Chart and figure data
○ ○ ○

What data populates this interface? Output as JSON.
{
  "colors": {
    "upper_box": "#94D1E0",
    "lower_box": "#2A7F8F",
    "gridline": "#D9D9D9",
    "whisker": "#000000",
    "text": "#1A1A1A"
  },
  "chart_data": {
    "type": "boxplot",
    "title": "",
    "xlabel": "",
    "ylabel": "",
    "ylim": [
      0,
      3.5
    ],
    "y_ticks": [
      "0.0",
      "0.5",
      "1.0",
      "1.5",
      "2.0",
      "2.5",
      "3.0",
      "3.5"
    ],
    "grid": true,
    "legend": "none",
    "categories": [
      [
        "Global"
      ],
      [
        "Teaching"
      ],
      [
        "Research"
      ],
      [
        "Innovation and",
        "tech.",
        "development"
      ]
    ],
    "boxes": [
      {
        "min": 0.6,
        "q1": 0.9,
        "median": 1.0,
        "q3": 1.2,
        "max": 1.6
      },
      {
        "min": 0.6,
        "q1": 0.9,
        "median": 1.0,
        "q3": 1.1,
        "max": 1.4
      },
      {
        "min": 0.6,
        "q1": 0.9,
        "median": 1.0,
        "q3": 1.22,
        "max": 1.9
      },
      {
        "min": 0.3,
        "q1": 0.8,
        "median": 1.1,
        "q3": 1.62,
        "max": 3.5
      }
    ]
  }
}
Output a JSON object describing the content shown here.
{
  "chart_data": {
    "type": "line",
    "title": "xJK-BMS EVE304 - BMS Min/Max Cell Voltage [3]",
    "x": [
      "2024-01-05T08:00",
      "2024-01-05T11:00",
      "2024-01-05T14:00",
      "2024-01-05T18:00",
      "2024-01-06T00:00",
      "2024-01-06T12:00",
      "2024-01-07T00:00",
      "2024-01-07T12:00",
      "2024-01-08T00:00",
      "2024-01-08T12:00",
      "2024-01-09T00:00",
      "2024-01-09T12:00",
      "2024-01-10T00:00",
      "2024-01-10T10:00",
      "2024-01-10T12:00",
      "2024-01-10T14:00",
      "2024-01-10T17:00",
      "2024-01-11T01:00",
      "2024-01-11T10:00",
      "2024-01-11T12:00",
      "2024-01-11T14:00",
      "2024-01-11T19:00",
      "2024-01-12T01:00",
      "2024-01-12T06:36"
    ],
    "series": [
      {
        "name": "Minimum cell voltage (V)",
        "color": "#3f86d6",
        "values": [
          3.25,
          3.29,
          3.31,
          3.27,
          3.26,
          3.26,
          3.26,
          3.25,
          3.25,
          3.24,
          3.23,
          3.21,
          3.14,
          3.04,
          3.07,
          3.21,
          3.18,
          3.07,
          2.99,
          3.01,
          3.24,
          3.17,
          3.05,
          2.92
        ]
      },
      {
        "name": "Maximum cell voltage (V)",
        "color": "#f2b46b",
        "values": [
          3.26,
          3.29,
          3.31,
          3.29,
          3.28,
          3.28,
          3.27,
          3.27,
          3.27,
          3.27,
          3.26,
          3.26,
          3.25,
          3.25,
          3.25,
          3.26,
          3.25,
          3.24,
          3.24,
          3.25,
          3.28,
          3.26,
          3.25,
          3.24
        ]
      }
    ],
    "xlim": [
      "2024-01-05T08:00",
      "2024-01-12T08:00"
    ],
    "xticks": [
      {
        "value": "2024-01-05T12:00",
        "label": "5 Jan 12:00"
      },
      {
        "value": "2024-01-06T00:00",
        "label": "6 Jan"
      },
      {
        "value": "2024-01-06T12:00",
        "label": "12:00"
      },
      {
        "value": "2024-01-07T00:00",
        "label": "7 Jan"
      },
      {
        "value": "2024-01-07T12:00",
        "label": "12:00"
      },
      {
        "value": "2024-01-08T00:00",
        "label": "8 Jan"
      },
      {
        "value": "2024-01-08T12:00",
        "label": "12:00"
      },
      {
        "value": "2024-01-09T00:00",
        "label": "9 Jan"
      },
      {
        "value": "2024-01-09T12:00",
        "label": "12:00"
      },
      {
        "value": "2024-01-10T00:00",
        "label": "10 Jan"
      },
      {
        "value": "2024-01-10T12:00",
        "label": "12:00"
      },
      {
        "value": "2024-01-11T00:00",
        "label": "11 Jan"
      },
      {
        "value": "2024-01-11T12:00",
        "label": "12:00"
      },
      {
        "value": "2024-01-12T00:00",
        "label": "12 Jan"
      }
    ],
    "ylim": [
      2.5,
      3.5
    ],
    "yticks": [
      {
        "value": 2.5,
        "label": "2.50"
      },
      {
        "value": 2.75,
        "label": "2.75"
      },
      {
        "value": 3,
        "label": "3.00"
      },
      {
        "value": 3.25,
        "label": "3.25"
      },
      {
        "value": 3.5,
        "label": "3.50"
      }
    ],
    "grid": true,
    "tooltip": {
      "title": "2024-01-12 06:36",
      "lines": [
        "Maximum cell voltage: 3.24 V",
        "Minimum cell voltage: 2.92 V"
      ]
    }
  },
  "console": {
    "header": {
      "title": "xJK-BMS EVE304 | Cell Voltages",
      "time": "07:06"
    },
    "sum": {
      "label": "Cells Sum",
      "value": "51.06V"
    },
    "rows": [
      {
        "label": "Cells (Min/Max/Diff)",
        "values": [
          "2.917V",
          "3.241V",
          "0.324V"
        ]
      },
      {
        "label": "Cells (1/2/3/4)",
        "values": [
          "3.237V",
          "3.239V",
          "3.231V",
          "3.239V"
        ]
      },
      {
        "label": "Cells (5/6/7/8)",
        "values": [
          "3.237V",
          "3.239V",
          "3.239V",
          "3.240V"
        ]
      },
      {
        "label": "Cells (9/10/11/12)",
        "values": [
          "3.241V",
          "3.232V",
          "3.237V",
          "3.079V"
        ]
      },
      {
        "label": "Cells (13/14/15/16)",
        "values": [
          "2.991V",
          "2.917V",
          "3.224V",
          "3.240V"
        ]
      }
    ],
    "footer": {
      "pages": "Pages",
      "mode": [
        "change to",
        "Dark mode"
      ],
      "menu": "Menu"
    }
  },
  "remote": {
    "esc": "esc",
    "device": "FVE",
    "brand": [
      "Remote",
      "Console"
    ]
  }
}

○ ○ ○

THE EXERCISE ::
Look over the records above and copy each line that includes the string "title".

RESULT ::
    "title": "",
    "title": "xJK-BMS EVE304 - BMS Min/Max Cell Voltage [3]",
      "title": "2024-01-12 06:36",
      "title": "xJK-BMS EVE304 | Cell Voltages",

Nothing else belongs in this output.